Dataset excerpt:
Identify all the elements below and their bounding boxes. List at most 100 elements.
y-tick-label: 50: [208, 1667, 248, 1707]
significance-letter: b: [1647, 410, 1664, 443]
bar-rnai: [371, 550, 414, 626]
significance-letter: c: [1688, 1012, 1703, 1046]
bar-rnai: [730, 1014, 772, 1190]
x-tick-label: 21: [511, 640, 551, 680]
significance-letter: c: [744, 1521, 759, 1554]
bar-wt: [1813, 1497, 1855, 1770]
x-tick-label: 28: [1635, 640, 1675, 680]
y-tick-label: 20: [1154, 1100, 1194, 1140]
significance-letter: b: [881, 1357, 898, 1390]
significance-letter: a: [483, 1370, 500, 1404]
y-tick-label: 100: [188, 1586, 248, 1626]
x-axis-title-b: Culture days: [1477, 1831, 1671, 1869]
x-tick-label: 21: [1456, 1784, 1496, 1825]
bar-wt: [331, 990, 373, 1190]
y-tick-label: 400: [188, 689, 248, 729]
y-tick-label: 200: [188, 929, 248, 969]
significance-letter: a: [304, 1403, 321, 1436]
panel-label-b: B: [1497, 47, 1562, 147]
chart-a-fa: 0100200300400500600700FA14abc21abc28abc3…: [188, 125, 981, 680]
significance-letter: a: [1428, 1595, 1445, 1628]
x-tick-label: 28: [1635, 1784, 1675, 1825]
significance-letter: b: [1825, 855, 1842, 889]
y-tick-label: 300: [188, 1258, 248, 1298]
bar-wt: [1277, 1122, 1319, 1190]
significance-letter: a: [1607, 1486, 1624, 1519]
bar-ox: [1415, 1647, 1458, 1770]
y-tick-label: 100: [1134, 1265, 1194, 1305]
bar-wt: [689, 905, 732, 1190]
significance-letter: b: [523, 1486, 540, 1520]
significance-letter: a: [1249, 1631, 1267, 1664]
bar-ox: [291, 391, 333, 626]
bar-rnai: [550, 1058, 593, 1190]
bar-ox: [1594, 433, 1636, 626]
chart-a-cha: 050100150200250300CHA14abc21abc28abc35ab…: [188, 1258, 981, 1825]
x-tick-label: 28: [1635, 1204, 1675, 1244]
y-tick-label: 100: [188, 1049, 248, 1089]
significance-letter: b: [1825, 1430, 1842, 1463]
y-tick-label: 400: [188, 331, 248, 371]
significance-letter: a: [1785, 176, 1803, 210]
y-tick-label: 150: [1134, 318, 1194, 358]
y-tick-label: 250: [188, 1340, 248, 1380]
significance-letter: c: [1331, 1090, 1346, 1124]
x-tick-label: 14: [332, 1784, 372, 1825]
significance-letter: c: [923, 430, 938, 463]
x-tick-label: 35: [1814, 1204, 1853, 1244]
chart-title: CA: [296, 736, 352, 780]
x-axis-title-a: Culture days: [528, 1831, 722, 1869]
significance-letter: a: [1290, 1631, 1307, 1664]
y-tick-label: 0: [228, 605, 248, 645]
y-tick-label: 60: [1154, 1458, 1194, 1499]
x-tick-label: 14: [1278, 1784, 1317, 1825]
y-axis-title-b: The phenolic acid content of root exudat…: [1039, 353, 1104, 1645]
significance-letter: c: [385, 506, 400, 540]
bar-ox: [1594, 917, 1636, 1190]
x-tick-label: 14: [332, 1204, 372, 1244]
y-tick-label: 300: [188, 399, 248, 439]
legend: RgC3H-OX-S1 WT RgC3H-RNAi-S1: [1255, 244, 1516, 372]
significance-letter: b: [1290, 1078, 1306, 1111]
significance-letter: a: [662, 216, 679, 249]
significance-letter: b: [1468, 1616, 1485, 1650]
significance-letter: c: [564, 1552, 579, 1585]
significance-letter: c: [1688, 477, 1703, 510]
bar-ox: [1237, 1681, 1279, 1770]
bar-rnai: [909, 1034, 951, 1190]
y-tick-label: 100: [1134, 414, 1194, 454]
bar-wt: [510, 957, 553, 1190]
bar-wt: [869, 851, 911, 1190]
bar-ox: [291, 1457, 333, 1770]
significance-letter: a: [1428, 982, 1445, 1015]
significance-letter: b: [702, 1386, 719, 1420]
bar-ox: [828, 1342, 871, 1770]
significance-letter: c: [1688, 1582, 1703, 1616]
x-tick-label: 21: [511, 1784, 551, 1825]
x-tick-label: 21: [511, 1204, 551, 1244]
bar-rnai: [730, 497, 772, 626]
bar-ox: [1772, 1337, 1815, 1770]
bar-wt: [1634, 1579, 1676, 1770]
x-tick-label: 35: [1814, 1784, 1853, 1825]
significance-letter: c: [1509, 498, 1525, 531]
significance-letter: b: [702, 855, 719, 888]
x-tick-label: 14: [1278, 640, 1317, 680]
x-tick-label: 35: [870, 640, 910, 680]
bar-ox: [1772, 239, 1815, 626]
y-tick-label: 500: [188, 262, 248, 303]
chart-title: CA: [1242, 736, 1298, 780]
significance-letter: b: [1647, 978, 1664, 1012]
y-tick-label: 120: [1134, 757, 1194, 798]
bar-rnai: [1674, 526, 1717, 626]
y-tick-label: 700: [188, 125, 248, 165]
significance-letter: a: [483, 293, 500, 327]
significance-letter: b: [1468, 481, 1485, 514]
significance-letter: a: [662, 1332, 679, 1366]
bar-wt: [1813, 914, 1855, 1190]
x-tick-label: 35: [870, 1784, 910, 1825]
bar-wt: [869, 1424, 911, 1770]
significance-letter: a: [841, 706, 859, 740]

_Exercise directions_.
Turn the entries above into a numbered list, leaving out any blank lines.

_Written response_.
1. Identify all the elements below and their bounding boxes. List at most 100 elements.
2. y-tick-label: 50: [208, 1667, 248, 1707]
3. significance-letter: b: [1647, 410, 1664, 443]
4. bar-rnai: [371, 550, 414, 626]
5. significance-letter: c: [1688, 1012, 1703, 1046]
6. bar-rnai: [730, 1014, 772, 1190]
7. x-tick-label: 21: [511, 640, 551, 680]
8. significance-letter: c: [744, 1521, 759, 1554]
9. bar-wt: [1813, 1497, 1855, 1770]
10. x-tick-label: 28: [1635, 640, 1675, 680]
11. y-tick-label: 20: [1154, 1100, 1194, 1140]
12. significance-letter: b: [881, 1357, 898, 1390]
13. significance-letter: a: [483, 1370, 500, 1404]
14. y-tick-label: 100: [188, 1586, 248, 1626]
15. x-axis-title-b: Culture days: [1477, 1831, 1671, 1869]
16. x-tick-label: 21: [1456, 1784, 1496, 1825]
17. bar-wt: [331, 990, 373, 1190]
18. y-tick-label: 400: [188, 689, 248, 729]
19. y-tick-label: 200: [188, 929, 248, 969]
20. significance-letter: a: [304, 1403, 321, 1436]
21. panel-label-b: B: [1497, 47, 1562, 147]
22. chart-a-fa: 0100200300400500600700FA14abc21abc28abc3…: [188, 125, 981, 680]
23. significance-letter: a: [1428, 1595, 1445, 1628]
24. x-tick-label: 28: [1635, 1784, 1675, 1825]
25. significance-letter: b: [1825, 855, 1842, 889]
26. y-tick-label: 300: [188, 1258, 248, 1298]
27. bar-wt: [1277, 1122, 1319, 1190]
28. significance-letter: a: [1607, 1486, 1624, 1519]
29. bar-ox: [1415, 1647, 1458, 1770]
30. y-tick-label: 100: [1134, 1265, 1194, 1305]
31. bar-wt: [689, 905, 732, 1190]
32. significance-letter: b: [523, 1486, 540, 1520]
33. significance-letter: a: [1249, 1631, 1267, 1664]
34. bar-ox: [291, 391, 333, 626]
35. bar-rnai: [550, 1058, 593, 1190]
36. bar-ox: [1594, 433, 1636, 626]
37. chart-a-cha: 050100150200250300CHA14abc21abc28abc35ab…: [188, 1258, 981, 1825]
38. x-tick-label: 28: [1635, 1204, 1675, 1244]
39. y-tick-label: 100: [188, 1049, 248, 1089]
40. significance-letter: b: [1825, 1430, 1842, 1463]
41. y-tick-label: 400: [188, 331, 248, 371]
42. significance-letter: a: [1785, 176, 1803, 210]
43. y-tick-label: 150: [1134, 318, 1194, 358]
44. y-tick-label: 250: [188, 1340, 248, 1380]
45. significance-letter: c: [1331, 1090, 1346, 1124]
46. x-tick-label: 14: [332, 1784, 372, 1825]
47. significance-letter: c: [923, 430, 938, 463]
48. x-tick-label: 35: [1814, 1204, 1853, 1244]
49. chart-title: CA: [296, 736, 352, 780]
50. x-axis-title-a: Culture days: [528, 1831, 722, 1869]
51. significance-letter: a: [1290, 1631, 1307, 1664]
52. y-tick-label: 0: [228, 605, 248, 645]
53. y-tick-label: 60: [1154, 1458, 1194, 1499]
54. x-tick-label: 14: [1278, 1784, 1317, 1825]
55. y-axis-title-b: The phenolic acid content of root exudat…: [1039, 353, 1104, 1645]
56. significance-letter: c: [385, 506, 400, 540]
57. bar-ox: [1594, 917, 1636, 1190]
58. x-tick-label: 14: [332, 1204, 372, 1244]
59. y-tick-label: 300: [188, 399, 248, 439]
60. legend: RgC3H-OX-S1 WT RgC3H-RNAi-S1: [1255, 244, 1516, 372]
61. significance-letter: b: [1290, 1078, 1306, 1111]
62. significance-letter: a: [662, 216, 679, 249]
63. significance-letter: b: [1468, 1616, 1485, 1650]
64. significance-letter: c: [564, 1552, 579, 1585]
65. significance-letter: c: [1688, 477, 1703, 510]
66. bar-ox: [1237, 1681, 1279, 1770]
67. bar-rnai: [909, 1034, 951, 1190]
68. y-tick-label: 100: [1134, 414, 1194, 454]
69. bar-wt: [510, 957, 553, 1190]
70. bar-wt: [869, 851, 911, 1190]
71. bar-ox: [291, 1457, 333, 1770]
72. significance-letter: a: [1428, 982, 1445, 1015]
73. significance-letter: b: [702, 1386, 719, 1420]
74. bar-ox: [828, 1342, 871, 1770]
75. significance-letter: c: [1688, 1582, 1703, 1616]
76. x-tick-label: 21: [511, 1784, 551, 1825]
77. x-tick-label: 21: [511, 1204, 551, 1244]
78. bar-rnai: [730, 497, 772, 626]
79. bar-ox: [1772, 1337, 1815, 1770]
80. bar-wt: [1634, 1579, 1676, 1770]
81. x-tick-label: 35: [1814, 1784, 1853, 1825]
82. significance-letter: c: [1509, 498, 1525, 531]
83. significance-letter: b: [702, 855, 719, 888]
84. x-tick-label: 14: [1278, 640, 1317, 680]
85. x-tick-label: 35: [870, 640, 910, 680]
86. bar-ox: [1772, 239, 1815, 626]
87. y-tick-label: 500: [188, 262, 248, 303]
88. chart-title: CA: [1242, 736, 1298, 780]
89. significance-letter: b: [1647, 978, 1664, 1012]
90. y-tick-label: 120: [1134, 757, 1194, 798]
91. bar-rnai: [1674, 526, 1717, 626]
92. y-tick-label: 700: [188, 125, 248, 165]
93. significance-letter: a: [483, 293, 500, 327]
94. significance-letter: b: [1468, 481, 1485, 514]
95. significance-letter: a: [662, 1332, 679, 1366]
96. bar-wt: [1813, 914, 1855, 1190]
97. x-tick-label: 35: [870, 1784, 910, 1825]
98. bar-wt: [869, 1424, 911, 1770]
99. significance-letter: a: [841, 706, 859, 740]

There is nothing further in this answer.